Os concluintes mantiveram cetose em 73% dos dias reportados (BHB médio ≈ 0,7 mM). Eventos adversos foram incomuns e leves (cefaleia e cãibras na primeira semana), resolvidos com reposição de eletrólitos; episódios gripais não relacionados levaram a breves não-adesões. A taxa de atrito (33%) decorreu majoritariamente de razões alheias à dieta (p. ex., calendário acadêmico).

Principais resultados

Sintomas depressivos e bem-estar

  • PHQ-9: redução média de 69% ao final (p<0,001), com melhora já entre 2–6 semanas. A análise por intenção de tratar mostrou 65% de melhora.
  • HRSD: redução de 71% (p<0,001), com todos os participantes abaixo de 10 pontos ao término, indicando ausência de quadro moderado ou grave.
  • WHO-5: quase triplicou até o pós-teste (p<0,001), sem quedas individuais ao longo do acompanhamento.

Observação: a melhora coincidiu temporalmente com o estabelecimento da cetose, embora as correlações entre níveis de BHB e queda dos escores não tenham sido estatisticamente significativas nas análises exploratórias.

Composição corporal e marcadores

  • Massa corporal: −6,2% (≈ −5,0 kg; p<0,001).
  • Gordura corporal: −13,0%; recomposição favorável (~3:1 perda de gordura:massa magra, com pequena queda de LBM).
  • Leptina: −52% (p=0,009).
  • BDNF: +32% (p=0,029).
  • HOMA-IR: −28% (não significativo), coerente com a baixa resistência à insulina basal da amostra jovem.
  • Química sérica: sem mudanças clinicamente desfavoráveis nos lipídios; ALT reduziu 27%.

Cognição

Melhoras significativas em memória episódica (aprendizagem verbal) e velocidade de processamento (Oral Symbol Digit, Pattern Comparison), com tendência em flexibilidade cognitiva. Não houve quedas médias em nenhum domínio. Os autores reconhecem efeitos de prática como potencial confundidor, reforçando a necessidade de grupo controle futuro.
===============
» **EXERCÍCIOS**:
**a)** Diga se cada afirmação concorda com o texto sobre a dieta e a cetose: (i) a taxa de atrito se deveu sobretudo a razões ligadas à dieta; (ii) ao término, todos os participantes ficaram abaixo de 10 pontos na HRSD; (iii) as correlações entre os níveis de BHB e a queda dos escores foram estatisticamente significativas. Responda sim ou não a cada uma, citando literalmente as palavras decisivas do texto.
**b)** Por favor, redigite o trecho do texto sobre a dieta e a cetose começando em "Os concluintes mantiveram" e seguindo até "moderado ou grave.".
**c)** Dê continuidade ao texto sobre a dieta e a cetose a partir do ponto em que ele termina.
O material não tem nenhum papel nesta atividade.
===============
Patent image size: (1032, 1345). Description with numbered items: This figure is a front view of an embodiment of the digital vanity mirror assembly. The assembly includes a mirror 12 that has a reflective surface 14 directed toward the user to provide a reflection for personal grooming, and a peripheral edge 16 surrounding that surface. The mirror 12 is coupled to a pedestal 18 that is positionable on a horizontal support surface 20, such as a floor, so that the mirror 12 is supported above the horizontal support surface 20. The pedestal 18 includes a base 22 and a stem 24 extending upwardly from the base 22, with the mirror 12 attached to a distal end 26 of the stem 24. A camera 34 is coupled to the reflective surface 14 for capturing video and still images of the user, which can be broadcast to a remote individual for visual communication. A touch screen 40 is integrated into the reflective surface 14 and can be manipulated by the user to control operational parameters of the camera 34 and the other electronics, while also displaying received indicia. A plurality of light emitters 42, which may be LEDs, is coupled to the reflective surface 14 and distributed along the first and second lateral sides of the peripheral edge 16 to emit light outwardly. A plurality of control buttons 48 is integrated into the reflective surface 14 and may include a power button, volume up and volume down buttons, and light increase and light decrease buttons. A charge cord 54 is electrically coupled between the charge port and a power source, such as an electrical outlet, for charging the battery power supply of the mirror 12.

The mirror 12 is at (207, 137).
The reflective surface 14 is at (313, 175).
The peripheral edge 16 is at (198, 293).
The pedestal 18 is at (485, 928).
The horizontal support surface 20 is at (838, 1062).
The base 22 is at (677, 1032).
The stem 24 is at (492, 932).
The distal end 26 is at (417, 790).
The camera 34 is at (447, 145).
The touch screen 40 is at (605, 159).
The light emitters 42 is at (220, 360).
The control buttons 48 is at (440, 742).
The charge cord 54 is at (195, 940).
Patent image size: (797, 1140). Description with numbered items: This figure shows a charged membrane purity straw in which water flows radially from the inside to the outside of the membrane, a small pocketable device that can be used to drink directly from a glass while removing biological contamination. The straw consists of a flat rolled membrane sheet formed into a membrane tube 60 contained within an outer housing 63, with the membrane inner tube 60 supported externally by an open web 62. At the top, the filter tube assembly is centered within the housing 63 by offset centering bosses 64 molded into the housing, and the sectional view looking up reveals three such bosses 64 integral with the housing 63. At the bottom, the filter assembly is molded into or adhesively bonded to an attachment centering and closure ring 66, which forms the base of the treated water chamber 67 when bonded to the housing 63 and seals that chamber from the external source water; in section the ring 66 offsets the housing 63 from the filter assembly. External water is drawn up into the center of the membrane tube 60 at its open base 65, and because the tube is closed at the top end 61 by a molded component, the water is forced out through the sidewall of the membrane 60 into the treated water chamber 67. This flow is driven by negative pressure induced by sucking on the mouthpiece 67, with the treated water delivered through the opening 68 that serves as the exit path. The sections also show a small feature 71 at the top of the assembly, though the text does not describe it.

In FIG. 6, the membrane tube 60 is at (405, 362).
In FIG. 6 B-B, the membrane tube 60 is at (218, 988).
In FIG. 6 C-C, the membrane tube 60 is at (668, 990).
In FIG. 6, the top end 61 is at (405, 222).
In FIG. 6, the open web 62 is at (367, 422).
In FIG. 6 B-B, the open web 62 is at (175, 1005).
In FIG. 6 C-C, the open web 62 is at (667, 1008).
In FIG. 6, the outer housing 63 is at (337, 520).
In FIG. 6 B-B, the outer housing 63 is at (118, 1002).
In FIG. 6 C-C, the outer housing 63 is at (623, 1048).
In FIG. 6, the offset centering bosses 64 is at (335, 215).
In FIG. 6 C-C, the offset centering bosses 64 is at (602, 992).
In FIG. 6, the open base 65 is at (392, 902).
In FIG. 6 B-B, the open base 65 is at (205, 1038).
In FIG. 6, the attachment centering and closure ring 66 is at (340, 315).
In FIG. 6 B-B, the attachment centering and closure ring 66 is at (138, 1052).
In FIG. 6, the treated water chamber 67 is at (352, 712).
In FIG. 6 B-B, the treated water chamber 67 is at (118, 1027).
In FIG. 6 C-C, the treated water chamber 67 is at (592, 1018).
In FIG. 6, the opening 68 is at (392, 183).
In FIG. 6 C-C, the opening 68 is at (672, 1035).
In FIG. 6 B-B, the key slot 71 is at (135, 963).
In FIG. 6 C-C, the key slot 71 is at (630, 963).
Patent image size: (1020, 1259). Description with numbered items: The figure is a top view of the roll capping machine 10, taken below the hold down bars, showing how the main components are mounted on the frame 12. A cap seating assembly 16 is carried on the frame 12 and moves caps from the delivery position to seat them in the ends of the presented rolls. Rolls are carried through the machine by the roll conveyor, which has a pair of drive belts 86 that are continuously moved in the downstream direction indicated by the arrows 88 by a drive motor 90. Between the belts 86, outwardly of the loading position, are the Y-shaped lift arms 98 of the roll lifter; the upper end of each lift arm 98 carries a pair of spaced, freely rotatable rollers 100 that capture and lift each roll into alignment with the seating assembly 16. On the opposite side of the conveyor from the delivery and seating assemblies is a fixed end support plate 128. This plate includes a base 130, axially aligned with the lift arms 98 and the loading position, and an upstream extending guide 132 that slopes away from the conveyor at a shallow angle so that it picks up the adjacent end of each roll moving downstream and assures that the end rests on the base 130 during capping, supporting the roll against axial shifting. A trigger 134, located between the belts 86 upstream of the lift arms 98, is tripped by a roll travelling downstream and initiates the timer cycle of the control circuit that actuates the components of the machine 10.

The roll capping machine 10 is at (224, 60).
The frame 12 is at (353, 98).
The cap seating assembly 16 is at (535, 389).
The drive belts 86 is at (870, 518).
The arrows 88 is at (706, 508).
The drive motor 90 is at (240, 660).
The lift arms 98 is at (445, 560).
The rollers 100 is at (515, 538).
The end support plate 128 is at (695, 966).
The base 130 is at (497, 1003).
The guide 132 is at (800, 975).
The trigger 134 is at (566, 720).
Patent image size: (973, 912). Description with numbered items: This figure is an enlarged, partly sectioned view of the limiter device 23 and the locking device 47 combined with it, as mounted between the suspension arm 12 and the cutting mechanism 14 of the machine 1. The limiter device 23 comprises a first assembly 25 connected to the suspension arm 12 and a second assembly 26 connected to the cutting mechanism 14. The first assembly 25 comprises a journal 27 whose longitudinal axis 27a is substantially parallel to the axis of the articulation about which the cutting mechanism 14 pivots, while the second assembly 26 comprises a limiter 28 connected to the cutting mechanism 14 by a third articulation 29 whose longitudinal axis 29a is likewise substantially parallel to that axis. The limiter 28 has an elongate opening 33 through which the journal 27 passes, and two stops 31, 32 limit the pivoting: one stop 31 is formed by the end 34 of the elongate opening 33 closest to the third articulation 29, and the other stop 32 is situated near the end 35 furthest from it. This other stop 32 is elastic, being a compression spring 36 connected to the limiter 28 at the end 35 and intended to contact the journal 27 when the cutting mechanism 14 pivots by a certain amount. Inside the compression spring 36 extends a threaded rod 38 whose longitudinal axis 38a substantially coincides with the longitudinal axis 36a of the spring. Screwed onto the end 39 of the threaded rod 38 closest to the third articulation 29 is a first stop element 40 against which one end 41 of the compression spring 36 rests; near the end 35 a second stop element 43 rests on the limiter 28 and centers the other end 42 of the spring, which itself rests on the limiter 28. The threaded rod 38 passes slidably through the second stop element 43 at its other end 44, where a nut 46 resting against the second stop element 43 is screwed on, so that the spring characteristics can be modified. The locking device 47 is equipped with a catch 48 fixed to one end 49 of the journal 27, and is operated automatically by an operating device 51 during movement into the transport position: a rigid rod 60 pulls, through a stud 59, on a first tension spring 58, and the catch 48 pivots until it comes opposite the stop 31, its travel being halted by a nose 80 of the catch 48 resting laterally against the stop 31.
===============
» **RESPOSTAS ESCRITAS**:
**a)**
(i) Não: "decorreu majoritariamente de razões alheias à dieta".
(ii) Sim: "com todos os participantes abaixo de 10 pontos ao término".
(iii) Não: "não tenham sido estatisticamente significativas".

**b)**
Os concluintes mantiveram cetose em 73% dos dias reportados (BHB médio ≈ 0,7 mM). Eventos adversos foram incomuns e leves (cefaleia e cãibras na primeira semana), resolvidos com reposição de eletrólitos; episódios gripais não relacionados levaram a breves não-adesões. A taxa de atrito (33%) decorreu majoritariamente de razões alheias à dieta (p. ex., calendário acadêmico).

Principais resultados

Sintomas depressivos e bem-estar

  • PHQ-9: redução média de 69% ao final (p<0,001), com melhora já entre 2–6 semanas. A análise por intenção de tratar mostrou 65% de melhora.
  • HRSD: redução de 71% (p<0,001), com todos os participantes abaixo de 10 pontos ao término, indicando ausência de quadro moderado ou grave.

**c)**
O que esses achados sugerem

O estudo indica que, em universitários com TDM, a implementação supervisionada de uma WFKD é factível e pode associar-se a:

  • Redução robusta e sustentada de sintomas depressivos;
  • Aumento de bem-estar;
  • Perda de gordura e melhora de marcadores neurobiológicos (↑BDNF, ↓leptina);
  • Ganhos em desempenho cognitivo em tarefas sensíveis a velocidade/atenção.

Mecanismos plausíveis discutidos incluem modulação inflamatória, aumento de BDNF, neuroproteção hipocampal, estabilidade de redes cerebrais em cetose e impacto indireto da perda de gordura em vias metabólicas relacionadas ao humor. Contudo, como associação não implica causalidade, esses mecanismos permanecem hipóteses apoiadas por literatura correlata e devem ser testados em ensaios controlados.

Limitações importantes

  • Desenho de braço único (sem grupo controle), impossibilitando isolar o efeito específico da dieta frente a psicoterapia/fármacos ou passagem do tempo.
  • Amostra pequena e selecionada (voluntários em contexto universitário), o que limita a generalização para populações mais diversas.
  • Possível viés de demanda (consciência do propósito do estudo) e efeitos de prática nos testes cognitivos.
  • Aderência alta foi facilitada por educação intensiva e suporte frequente, condições nem sempre disponíveis na rotina clínica.

Implicações práticas (com cautela)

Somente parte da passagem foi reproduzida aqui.